● GIVEN INSTRUCTION 1
Which people are named in the Santa Pod Raceway text?

═════ TEXT BLOCK ═════

Santa Pod Raceway, located in Podington, Bedfordshire, England, is Europe's first permanent drag racing venue for 1/4 and 1/8 mile racing. It was built on a disused Second World War air base, (RAF Podington), once used by the USAAF's 92nd Bomb Group. The drag racing venue opened at Easter in 1966, and it is now the home of European drag racing and hosts both the first and last round of the FIA and FIM/UEM European Drag Racing Championship, along with the British National Drag Racing Championships. It has also been the venue for the annual Volkswagen Beetle Bug Jam weekend since 1987.

History

Podington airfield, near the villages of Hinwick and Podington, was formerly a Second World War airbase.  In 1966 permission was obtained to use the airfield as a drag racing complex, the ¾ of a mile main runway being used as the drag strip. Santa Pod was named after Santa Ana Drags, a drag strip in California, USA, and the local village of Podington. Since then the name Santa Pod has become synonymous with the sport of drag racing in Europe. Today the raceway hosts events throughout the year including the FIA European Drag Racing Championships and the 'Run What You Brung' (RWYB) events where anyone with a valid driving licence can have a go and put their own vehicles and skills to the test. This also serves as a "grassroots" recruitment ground, as many who start by running their road vehicle on the track for bragging rights often progress to the next level and become competitors in National Events after obtaining a licence from one of the official sanctioning bodies; Auto-Cycle Union or Motorsport UK.

Santa Pod is the venue at which the current world drag racing record, a time of 3.58 seconds at 386.26 mph (621.61 km/h) was set by Sammy  Miller in his Vanishing Point rocket-propelled funny car in July 1984. Another record has also been set at Santa Pod, the world's fastest jet car (notably Santa Pod's "resident") Fireforce 3 piloted by Martin Hill broke the record in Easter 2005 with a terminal speed of 336.10 mph (540.88 km/h). Several other European drag racing records have been set along with records unsurpassed outside the United States. In May 2010 Top Fuel dragster driver Urs Erbacher set a class speed record with a terminal speed of 314.87 mph reached in less than 5 seconds. At the same race meeting Eric Teboul set a time of 5.23 seconds at 249 mph on his Hydrogen Peroxide Rocket Bike, which he further improved to 5.19 seconds at the European championships in September 2010. In 2012 drag-racer Andy Frost set the record of `the world's fastest accelerating road-legal car' at the UK's Santa Pod Raceway. In September 2010, 47-year-old Briton Perry Watkins drove a racing vehicle decorated as a formal dining table complete with tablecloth, chairs, place settings, food and various vessels. The vehicle was dubbed "The Fast Food". It performed 2 runs at Santa Pod, topping out at 130 mph and achieving an average speed of 113.8 mph.

═════

● GIVEN INSTRUCTION 2
Can you write out the rows from their start through the line containing "x-tick-label: 15 [630, 490, 651, 506]", substituting "x-label" for every "x-tick-label" and keeping everything else the same?

═════ TASK INPUT ═════

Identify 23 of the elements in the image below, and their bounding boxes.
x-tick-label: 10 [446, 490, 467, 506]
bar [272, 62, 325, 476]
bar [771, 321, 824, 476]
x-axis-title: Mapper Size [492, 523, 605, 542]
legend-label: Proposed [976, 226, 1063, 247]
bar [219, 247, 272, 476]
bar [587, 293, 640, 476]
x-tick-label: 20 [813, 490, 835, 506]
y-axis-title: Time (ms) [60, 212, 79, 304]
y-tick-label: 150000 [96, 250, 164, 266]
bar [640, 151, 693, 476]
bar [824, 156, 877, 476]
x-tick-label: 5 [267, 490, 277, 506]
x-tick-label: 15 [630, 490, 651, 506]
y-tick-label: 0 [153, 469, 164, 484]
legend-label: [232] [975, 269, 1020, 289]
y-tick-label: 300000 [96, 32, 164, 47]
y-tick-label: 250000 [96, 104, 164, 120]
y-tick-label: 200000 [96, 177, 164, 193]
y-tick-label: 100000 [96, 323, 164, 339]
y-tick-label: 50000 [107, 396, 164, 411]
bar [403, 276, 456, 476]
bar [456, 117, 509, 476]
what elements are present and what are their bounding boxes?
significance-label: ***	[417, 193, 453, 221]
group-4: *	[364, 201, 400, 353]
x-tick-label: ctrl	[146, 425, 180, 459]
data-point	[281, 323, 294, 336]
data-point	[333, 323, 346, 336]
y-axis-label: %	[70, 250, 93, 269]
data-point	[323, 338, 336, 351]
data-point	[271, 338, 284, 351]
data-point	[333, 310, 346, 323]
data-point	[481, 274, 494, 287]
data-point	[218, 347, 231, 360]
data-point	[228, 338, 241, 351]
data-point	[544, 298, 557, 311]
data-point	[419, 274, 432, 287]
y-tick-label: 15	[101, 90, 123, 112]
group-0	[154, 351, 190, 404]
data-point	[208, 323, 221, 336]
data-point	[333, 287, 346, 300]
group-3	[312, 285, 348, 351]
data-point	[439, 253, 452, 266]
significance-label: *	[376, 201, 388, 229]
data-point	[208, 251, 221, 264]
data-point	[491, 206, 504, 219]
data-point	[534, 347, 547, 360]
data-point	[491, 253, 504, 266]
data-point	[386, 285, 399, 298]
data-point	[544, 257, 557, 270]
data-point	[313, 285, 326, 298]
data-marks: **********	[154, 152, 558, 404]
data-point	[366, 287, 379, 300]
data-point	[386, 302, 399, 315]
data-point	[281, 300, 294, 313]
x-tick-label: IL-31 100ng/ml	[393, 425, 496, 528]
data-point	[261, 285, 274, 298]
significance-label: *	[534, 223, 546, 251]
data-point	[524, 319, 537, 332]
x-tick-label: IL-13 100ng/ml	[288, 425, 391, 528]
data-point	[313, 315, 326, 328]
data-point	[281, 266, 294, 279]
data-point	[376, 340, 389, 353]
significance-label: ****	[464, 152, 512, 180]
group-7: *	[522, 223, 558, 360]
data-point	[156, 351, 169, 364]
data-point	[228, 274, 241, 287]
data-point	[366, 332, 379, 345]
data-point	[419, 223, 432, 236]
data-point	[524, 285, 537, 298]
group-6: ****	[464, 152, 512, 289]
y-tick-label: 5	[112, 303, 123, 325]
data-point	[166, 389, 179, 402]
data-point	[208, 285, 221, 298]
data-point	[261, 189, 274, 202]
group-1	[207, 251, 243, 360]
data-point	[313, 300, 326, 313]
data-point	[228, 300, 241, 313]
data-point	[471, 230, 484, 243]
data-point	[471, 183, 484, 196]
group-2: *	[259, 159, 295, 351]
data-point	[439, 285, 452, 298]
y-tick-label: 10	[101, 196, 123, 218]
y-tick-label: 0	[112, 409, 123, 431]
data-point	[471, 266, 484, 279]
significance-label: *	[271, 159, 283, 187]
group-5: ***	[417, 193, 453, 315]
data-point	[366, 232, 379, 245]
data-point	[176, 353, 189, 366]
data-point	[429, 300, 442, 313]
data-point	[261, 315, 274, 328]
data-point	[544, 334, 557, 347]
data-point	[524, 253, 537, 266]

═════

● FINAL RESULT 1
Sammy Miller
Martin Hill
Urs Erbacher
Eric Teboul
Andy Frost
Perry Watkins

● FINAL RESULT 2
Identify 23 of the elements in the image below, and their bounding boxes.
x-label: 10 [446, 490, 467, 506]
bar [272, 62, 325, 476]
bar [771, 321, 824, 476]
x-axis-title: Mapper Size [492, 523, 605, 542]
legend-label: Proposed [976, 226, 1063, 247]
bar [219, 247, 272, 476]
bar [587, 293, 640, 476]
x-label: 20 [813, 490, 835, 506]
y-axis-title: Time (ms) [60, 212, 79, 304]
y-tick-label: 150000 [96, 250, 164, 266]
bar [640, 151, 693, 476]
bar [824, 156, 877, 476]
x-label: 5 [267, 490, 277, 506]
x-label: 15 [630, 490, 651, 506]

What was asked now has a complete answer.